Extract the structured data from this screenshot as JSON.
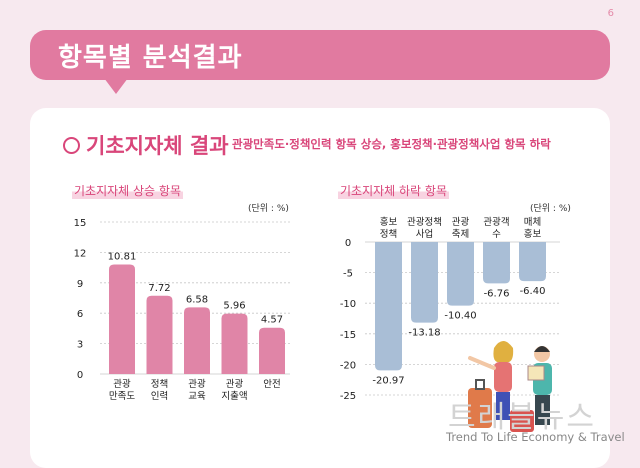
{
  "page_number": "6",
  "banner": {
    "title": "항목별 분석결과"
  },
  "section": {
    "title": "기초지자체 결과",
    "subtitle": "관광만족도·정책인력 항목 상승, 홍보정책·관광정책사업 항목 하락"
  },
  "watermark": {
    "logo_text": "트래블뉴스",
    "tagline": "Trend To Life Economy & Travel"
  },
  "colors": {
    "accent": "#d9467a",
    "bar_up": "#e085a7",
    "bar_down": "#a9bed6",
    "banner": "#e17aa0"
  },
  "chart_data": [
    {
      "type": "bar",
      "title": "기초지자체 상승 항목",
      "unit": "(단위 : %)",
      "categories": [
        [
          "관광",
          "만족도"
        ],
        [
          "정책",
          "인력"
        ],
        [
          "관광",
          "교육"
        ],
        [
          "관광",
          "지출액"
        ],
        [
          "안전"
        ]
      ],
      "values": [
        10.81,
        7.72,
        6.58,
        5.96,
        4.57
      ],
      "value_labels": [
        "10.81",
        "7.72",
        "6.58",
        "5.96",
        "4.57"
      ],
      "ylim": [
        0,
        15
      ],
      "yticks": [
        "15",
        "12",
        "9",
        "6",
        "3",
        "0"
      ],
      "grid": true
    },
    {
      "type": "bar",
      "title": "기초지자체 하락 항목",
      "unit": "(단위 : %)",
      "categories": [
        [
          "홍보",
          "정책"
        ],
        [
          "관광정책",
          "사업"
        ],
        [
          "관광",
          "축제"
        ],
        [
          "관광객",
          "수"
        ],
        [
          "매체",
          "홍보"
        ]
      ],
      "values": [
        -20.97,
        -13.18,
        -10.4,
        -6.76,
        -6.4
      ],
      "value_labels": [
        "-20.97",
        "-13.18",
        "-10.40",
        "-6.76",
        "-6.40"
      ],
      "ylim": [
        -25,
        0
      ],
      "yticks": [
        "0",
        "-5",
        "-10",
        "-15",
        "-20",
        "-25"
      ],
      "grid": true
    }
  ]
}
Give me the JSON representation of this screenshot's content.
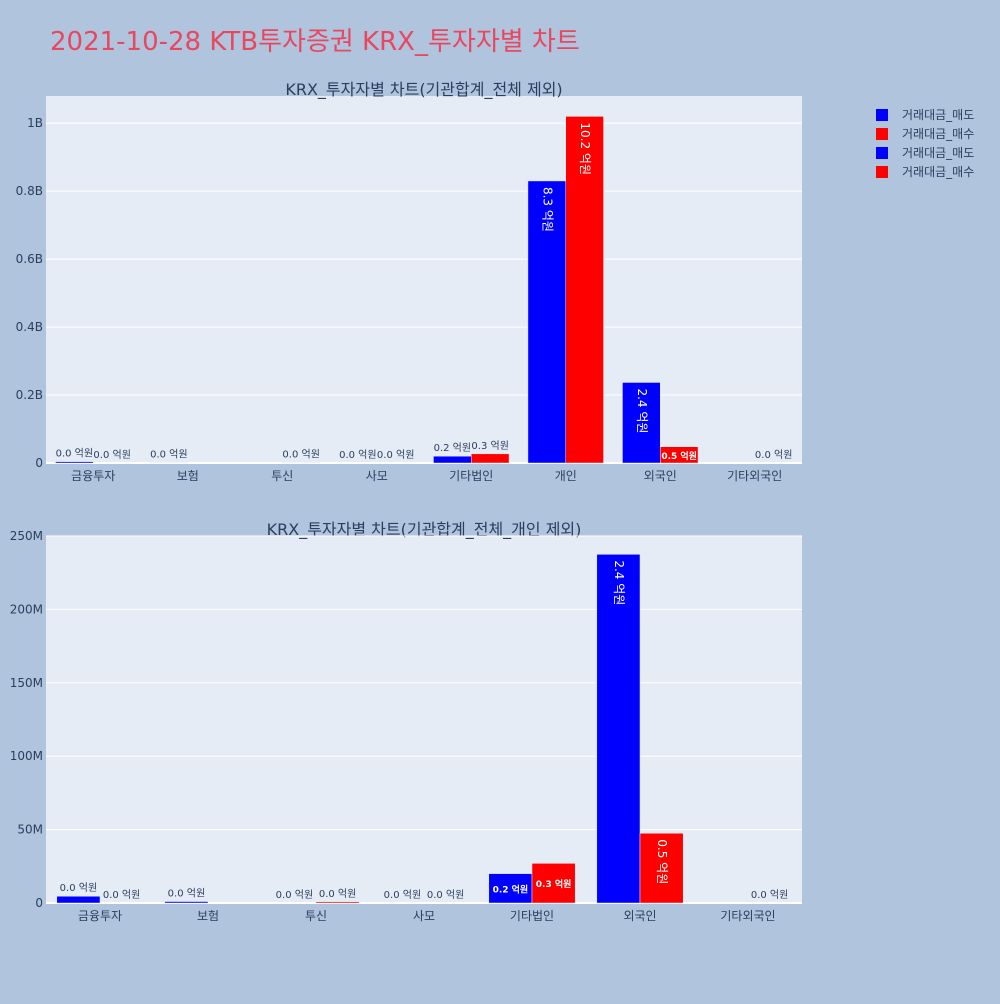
{
  "page_title": "2021-10-28 KTB투자증권 KRX_투자자별 차트",
  "title_color": "#e8485f",
  "legend": {
    "items": [
      {
        "label": "거래대금_매도",
        "color": "#0000ff"
      },
      {
        "label": "거래대금_매수",
        "color": "#ff0000"
      },
      {
        "label": "거래대금_매도",
        "color": "#0000ff"
      },
      {
        "label": "거래대금_매수",
        "color": "#ff0000"
      }
    ]
  },
  "chart_data": [
    {
      "type": "bar",
      "title": "KRX_투자자별 차트(기관합계_전체 제외)",
      "categories": [
        "금융투자",
        "보험",
        "투신",
        "사모",
        "기타법인",
        "개인",
        "외국인",
        "기타외국인"
      ],
      "series": [
        {
          "name": "거래대금_매도",
          "color": "#0000ff",
          "values": [
            4000000,
            1000000,
            0,
            0,
            20000000,
            830000000,
            237000000,
            0
          ],
          "labels": [
            "0.0 억원",
            "0.0 억원",
            "",
            "0.0 억원",
            "0.2 억원",
            "8.3 억원",
            "2.4 억원",
            ""
          ]
        },
        {
          "name": "거래대금_매수",
          "color": "#ff0000",
          "values": [
            0,
            0,
            1000000,
            0,
            27000000,
            1020000000,
            48000000,
            0
          ],
          "labels": [
            "0.0 억원",
            "",
            "0.0 억원",
            "0.0 억원",
            "0.3 억원",
            "10.2 억원",
            "0.5 억원",
            "0.0 억원"
          ]
        }
      ],
      "ylim": [
        0,
        1080000000
      ],
      "yticks": [
        0,
        200000000,
        400000000,
        600000000,
        800000000,
        1000000000
      ],
      "ytick_labels": [
        "0",
        "0.2B",
        "0.4B",
        "0.6B",
        "0.8B",
        "1B"
      ],
      "grid": true,
      "xlabel": "",
      "ylabel": ""
    },
    {
      "type": "bar",
      "title": "KRX_투자자별 차트(기관합계_전체_개인 제외)",
      "categories": [
        "금융투자",
        "보험",
        "투신",
        "사모",
        "기타법인",
        "외국인",
        "기타외국인"
      ],
      "series": [
        {
          "name": "거래대금_매도",
          "color": "#0000ff",
          "values": [
            4600000,
            1000000,
            0,
            0,
            20000000,
            237500000,
            0
          ],
          "labels": [
            "0.0 억원",
            "0.0 억원",
            "0.0 억원",
            "0.0 억원",
            "0.2 억원",
            "2.4 억원",
            ""
          ]
        },
        {
          "name": "거래대금_매수",
          "color": "#ff0000",
          "values": [
            0,
            0,
            800000,
            0,
            27000000,
            47500000,
            0
          ],
          "labels": [
            "0.0 억원",
            "",
            "0.0 억원",
            "0.0 억원",
            "0.3 억원",
            "0.5 억원",
            "0.0 억원"
          ]
        }
      ],
      "ylim": [
        0,
        250000000
      ],
      "yticks": [
        0,
        50000000,
        100000000,
        150000000,
        200000000,
        250000000
      ],
      "ytick_labels": [
        "0",
        "50M",
        "100M",
        "150M",
        "200M",
        "250M"
      ],
      "grid": true,
      "xlabel": "",
      "ylabel": ""
    }
  ]
}
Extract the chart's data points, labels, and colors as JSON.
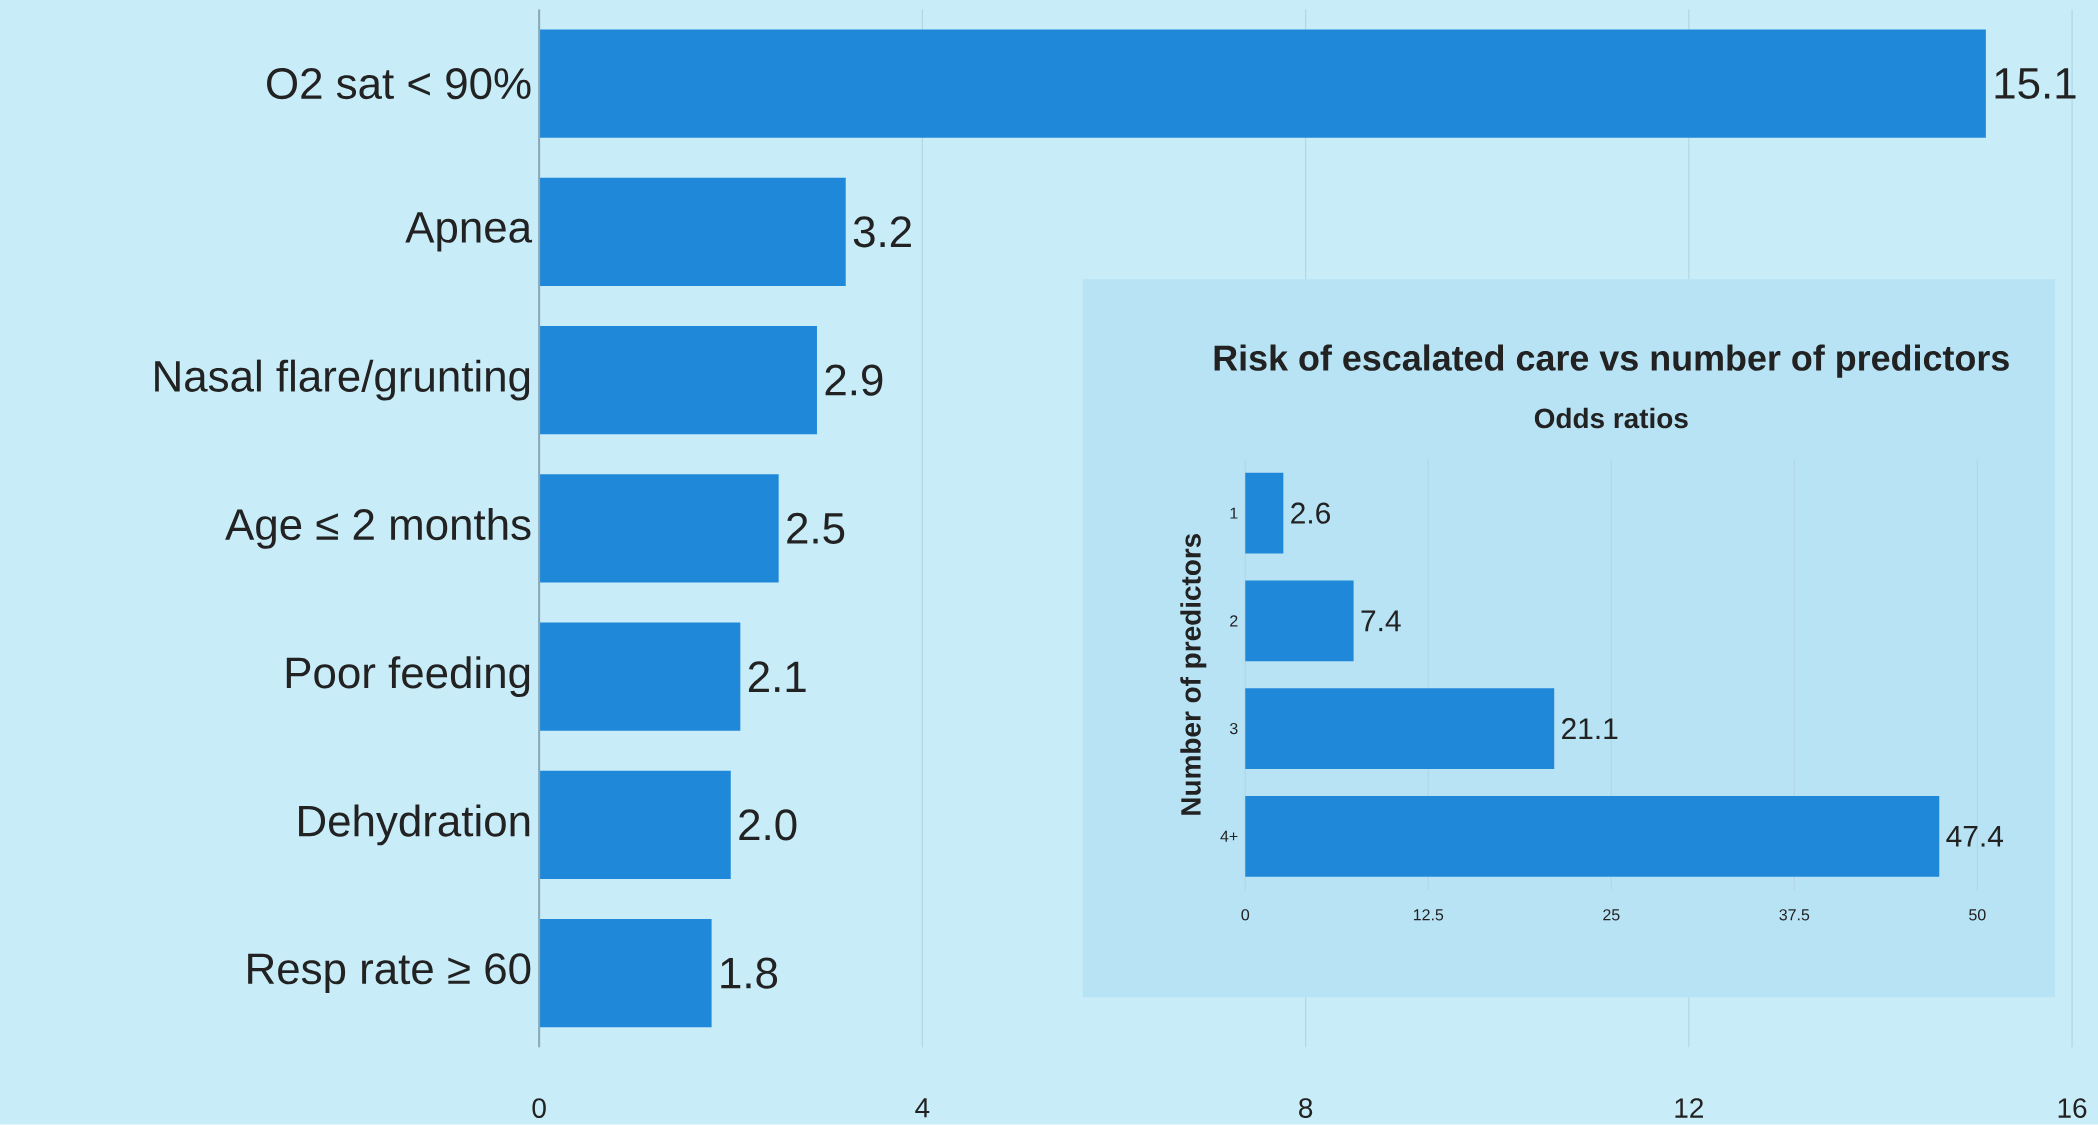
{
  "chart_data": [
    {
      "type": "bar",
      "orientation": "horizontal",
      "categories": [
        "O2 sat < 90%",
        "Apnea",
        "Nasal flare/grunting",
        "Age ≤ 2 months",
        "Poor feeding",
        "Dehydration",
        "Resp rate ≥ 60"
      ],
      "values": [
        15.1,
        3.2,
        2.9,
        2.5,
        2.1,
        2.0,
        1.8
      ],
      "value_labels": [
        "15.1",
        "3.2",
        "2.9",
        "2.5",
        "2.1",
        "2.0",
        "1.8"
      ],
      "color": "#1f88d9",
      "xlim": [
        0,
        16
      ],
      "xticks": [
        0,
        4,
        8,
        12,
        16
      ],
      "grid": "x"
    },
    {
      "type": "bar",
      "orientation": "horizontal",
      "title": "Risk of escalated care vs number of predictors",
      "subtitle": "Odds ratios",
      "ylabel": "Number of predictors",
      "categories": [
        "1",
        "2",
        "3",
        "4+"
      ],
      "values": [
        2.6,
        7.4,
        21.1,
        47.4
      ],
      "value_labels": [
        "2.6",
        "7.4",
        "21.1",
        "47.4"
      ],
      "color": "#1f88d9",
      "xlim": [
        0,
        50
      ],
      "xticks": [
        0,
        12.5,
        25,
        37.5,
        50
      ],
      "grid": "x"
    }
  ]
}
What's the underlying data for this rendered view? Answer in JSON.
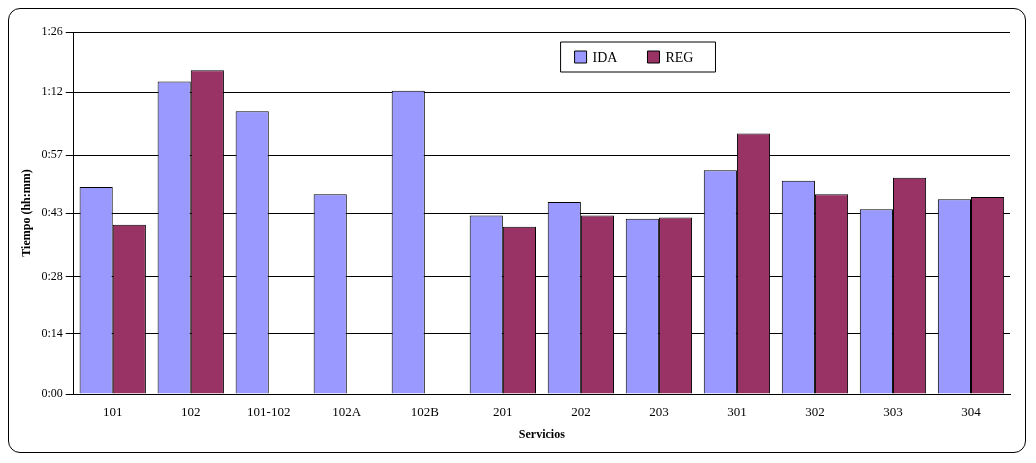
{
  "chart_data": {
    "type": "bar",
    "xlabel": "Servicios",
    "ylabel": "Tiempo (hh:mm)",
    "categories": [
      "101",
      "102",
      "101-102",
      "102A",
      "102B",
      "201",
      "202",
      "203",
      "301",
      "302",
      "303",
      "304"
    ],
    "series": [
      {
        "name": "IDA",
        "color": "#9999ff",
        "values": [
          49.4,
          74.6,
          67.5,
          47.7,
          72.4,
          42.6,
          45.8,
          41.8,
          53.4,
          50.9,
          44.1,
          46.5
        ]
      },
      {
        "name": "REG",
        "color": "#993366",
        "values": [
          40.4,
          77.3,
          null,
          null,
          null,
          39.9,
          42.6,
          42.1,
          62.2,
          47.7,
          51.6,
          47.0
        ]
      }
    ],
    "ylim": [
      0,
      86.4
    ],
    "yticks": [
      {
        "value": 0,
        "label": "0:00"
      },
      {
        "value": 14.4,
        "label": "0:14"
      },
      {
        "value": 28,
        "label": "0:28"
      },
      {
        "value": 43.2,
        "label": "0:43"
      },
      {
        "value": 57,
        "label": "0:57"
      },
      {
        "value": 72,
        "label": "1:12"
      },
      {
        "value": 86.4,
        "label": "1:26"
      }
    ],
    "grid": "y",
    "legend": "top"
  }
}
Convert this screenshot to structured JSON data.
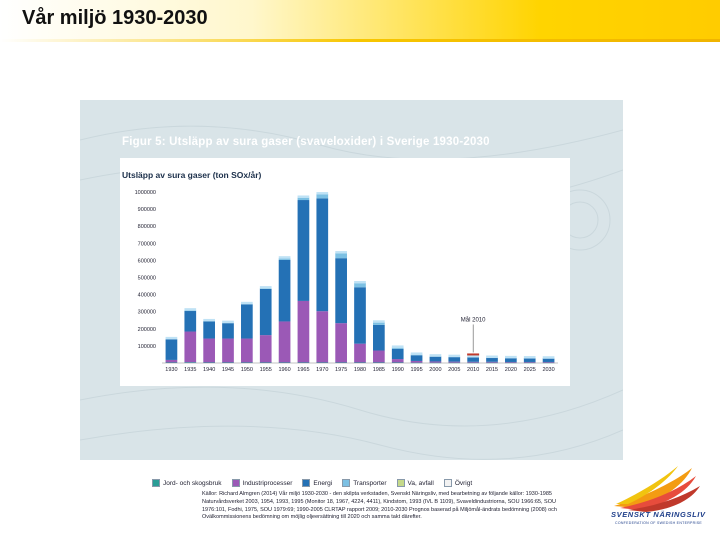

▶ Your goal
Using the listing, copy every line where the word "screenshot" shows up.

▶ Solution
Extract the structured data from this screenshot as JSON.
Give me the JSON representation of this screenshot's content.
Convert this screenshot to structured JSON data.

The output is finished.